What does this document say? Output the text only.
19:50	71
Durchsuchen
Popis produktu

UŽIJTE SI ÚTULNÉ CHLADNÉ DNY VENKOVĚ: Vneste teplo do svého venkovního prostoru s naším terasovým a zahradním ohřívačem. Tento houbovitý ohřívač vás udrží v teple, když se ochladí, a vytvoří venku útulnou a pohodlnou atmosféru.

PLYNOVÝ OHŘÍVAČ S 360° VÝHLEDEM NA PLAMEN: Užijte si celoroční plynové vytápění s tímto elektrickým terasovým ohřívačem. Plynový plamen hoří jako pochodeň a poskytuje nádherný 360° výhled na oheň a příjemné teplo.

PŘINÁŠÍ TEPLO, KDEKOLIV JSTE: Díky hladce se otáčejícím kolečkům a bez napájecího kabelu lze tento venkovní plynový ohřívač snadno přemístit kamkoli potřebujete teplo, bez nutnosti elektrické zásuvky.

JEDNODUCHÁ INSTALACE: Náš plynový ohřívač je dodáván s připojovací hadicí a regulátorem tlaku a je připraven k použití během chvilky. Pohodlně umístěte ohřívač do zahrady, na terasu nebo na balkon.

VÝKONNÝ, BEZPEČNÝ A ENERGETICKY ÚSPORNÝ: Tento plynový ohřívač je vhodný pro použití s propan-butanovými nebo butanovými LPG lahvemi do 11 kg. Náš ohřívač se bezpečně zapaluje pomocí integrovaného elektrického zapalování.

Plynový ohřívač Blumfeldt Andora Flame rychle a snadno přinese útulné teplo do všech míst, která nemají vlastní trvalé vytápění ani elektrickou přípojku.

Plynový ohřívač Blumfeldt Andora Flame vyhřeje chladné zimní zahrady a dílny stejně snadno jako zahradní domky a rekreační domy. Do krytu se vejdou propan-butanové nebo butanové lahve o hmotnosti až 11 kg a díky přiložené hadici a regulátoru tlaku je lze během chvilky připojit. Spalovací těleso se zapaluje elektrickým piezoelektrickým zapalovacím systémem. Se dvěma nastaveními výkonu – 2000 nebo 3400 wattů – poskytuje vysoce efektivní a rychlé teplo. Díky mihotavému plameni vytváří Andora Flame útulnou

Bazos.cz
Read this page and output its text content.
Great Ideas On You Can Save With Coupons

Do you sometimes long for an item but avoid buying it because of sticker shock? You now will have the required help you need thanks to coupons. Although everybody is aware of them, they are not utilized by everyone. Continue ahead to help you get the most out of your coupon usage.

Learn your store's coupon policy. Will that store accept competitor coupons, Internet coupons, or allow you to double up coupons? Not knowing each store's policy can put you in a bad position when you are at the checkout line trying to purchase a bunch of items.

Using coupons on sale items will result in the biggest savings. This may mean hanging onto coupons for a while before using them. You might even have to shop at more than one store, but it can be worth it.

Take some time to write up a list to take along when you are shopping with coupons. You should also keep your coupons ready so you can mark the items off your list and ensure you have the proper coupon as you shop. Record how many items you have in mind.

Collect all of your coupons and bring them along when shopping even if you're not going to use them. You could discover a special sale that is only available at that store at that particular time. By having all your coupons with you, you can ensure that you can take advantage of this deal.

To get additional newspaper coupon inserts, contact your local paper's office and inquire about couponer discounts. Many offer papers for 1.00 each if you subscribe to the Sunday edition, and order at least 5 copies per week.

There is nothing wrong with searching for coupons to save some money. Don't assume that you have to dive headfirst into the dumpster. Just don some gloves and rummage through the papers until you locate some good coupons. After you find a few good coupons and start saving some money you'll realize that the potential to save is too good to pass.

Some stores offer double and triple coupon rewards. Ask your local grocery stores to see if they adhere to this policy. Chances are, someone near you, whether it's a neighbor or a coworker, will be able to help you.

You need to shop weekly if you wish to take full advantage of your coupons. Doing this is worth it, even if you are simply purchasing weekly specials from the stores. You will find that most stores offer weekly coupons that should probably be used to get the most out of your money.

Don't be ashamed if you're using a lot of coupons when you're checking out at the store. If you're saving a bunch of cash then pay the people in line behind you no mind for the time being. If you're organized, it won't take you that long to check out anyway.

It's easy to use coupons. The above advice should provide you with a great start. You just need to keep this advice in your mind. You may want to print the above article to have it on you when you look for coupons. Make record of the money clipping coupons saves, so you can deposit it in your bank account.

-=-=-=-=-

▶ [WHAT THE TASK ASKS] Each entry must be reproduced verbatim.

▶ [THE REPLY]
What does this document say? Output the text only.
19:50	71
Durchsuchen
Popis produktu

UŽIJTE SI ÚTULNÉ CHLADNÉ DNY VENKOVĚ: Vneste teplo do svého venkovního prostoru s naším terasovým a zahradním ohřívačem. Tento houbovitý ohřívač vás udrží v teple, když se ochladí, a vytvoří venku útulnou a pohodlnou atmosféru.

PLYNOVÝ OHŘÍVAČ S 360° VÝHLEDEM NA PLAMEN: Užijte si celoroční plynové vytápění s tímto elektrickým terasovým ohřívačem. Plynový plamen hoří jako pochodeň a poskytuje nádherný 360° výhled na oheň a příjemné teplo.

PŘINÁŠÍ TEPLO, KDEKOLIV JSTE: Díky hladce se otáčejícím kolečkům a bez napájecího kabelu lze tento venkovní plynový ohřívač snadno přemístit kamkoli potřebujete teplo, bez nutnosti elektrické zásuvky.

JEDNODUCHÁ INSTALACE: Náš plynový ohřívač je dodáván s připojovací hadicí a regulátorem tlaku a je připraven k použití během chvilky. Pohodlně umístěte ohřívač do zahrady, na terasu nebo na balkon.

VÝKONNÝ, BEZPEČNÝ A ENERGETICKY ÚSPORNÝ: Tento plynový ohřívač je vhodný pro použití s propan-butanovými nebo butanovými LPG lahvemi do 11 kg. Náš ohřívač se bezpečně zapaluje pomocí integrovaného elektrického zapalování.

Plynový ohřívač Blumfeldt Andora Flame rychle a snadno přinese útulné teplo do všech míst, která nemají vlastní trvalé vytápění ani elektrickou přípojku.

Plynový ohřívač Blumfeldt Andora Flame vyhřeje chladné zimní zahrady a dílny stejně snadno jako zahradní domky a rekreační domy. Do krytu se vejdou propan-butanové nebo butanové lahve o hmotnosti až 11 kg a díky přiložené hadici a regulátoru tlaku je lze během chvilky připojit. Spalovací těleso se zapaluje elektrickým piezoelektrickým zapalovacím systémem. Se dvěma nastaveními výkonu – 2000 nebo 3400 wattů – poskytuje vysoce efektivní a rychlé teplo. Díky mihotavému plameni vytváří Andora Flame útulnou

Bazos.cz
Read this page and output its text content.
Great Ideas On You Can Save With Coupons

Do you sometimes long for an item but avoid buying it because of sticker shock? You now will have the required help you need thanks to coupons. Although everybody is aware of them, they are not utilized by everyone. Continue ahead to help you get the most out of your coupon usage.

Learn your store's coupon policy. Will that store accept competitor coupons, Internet coupons, or allow you to double up coupons? Not knowing each store's policy can put you in a bad position when you are at the checkout line trying to purchase a bunch of items.

Using coupons on sale items will result in the biggest savings. This may mean hanging onto coupons for a while before using them. You might even have to shop at more than one store, but it can be worth it.

Take some time to write up a list to take along when you are shopping with coupons. You should also keep your coupons ready so you can mark the items off your list and ensure you have the proper coupon as you shop. Record how many items you have in mind.

Collect all of your coupons and bring them along when shopping even if you're not going to use them. You could discover a special sale that is only available at that store at that particular time. By having all your coupons with you, you can ensure that you can take advantage of this deal.

To get additional newspaper coupon inserts, contact your local paper's office and inquire about couponer discounts. Many offer papers for 1.00 each if you subscribe to the Sunday edition, and order at least 5 copies per week.

There is nothing wrong with searching for coupons to save some money. Don't assume that you have to dive headfirst into the dumpster. Just don some gloves and rummage through the papers until you locate some good coupons. After you find a few good coupons and start saving some money you'll realize that the potential to save is too good to pass.

Some stores offer double and triple coupon rewards. Ask your local grocery stores to see if they adhere to this policy. Chances are, someone near you, whether it's a neighbor or a coworker, will be able to help you.

You need to shop weekly if you wish to take full advantage of your coupons. Doing this is worth it, even if you are simply purchasing weekly specials from the stores. You will find that most stores offer weekly coupons that should probably be used to get the most out of your money.

Don't be ashamed if you're using a lot of coupons when you're checking out at the store. If you're saving a bunch of cash then pay the people in line behind you no mind for the time being. If you're organized, it won't take you that long to check out anyway.

It's easy to use coupons. The above advice should provide you with a great start. You just need to keep this advice in your mind. You may want to print the above article to have it on you when you look for coupons. Make record of the money clipping coupons saves, so you can deposit it in your bank account.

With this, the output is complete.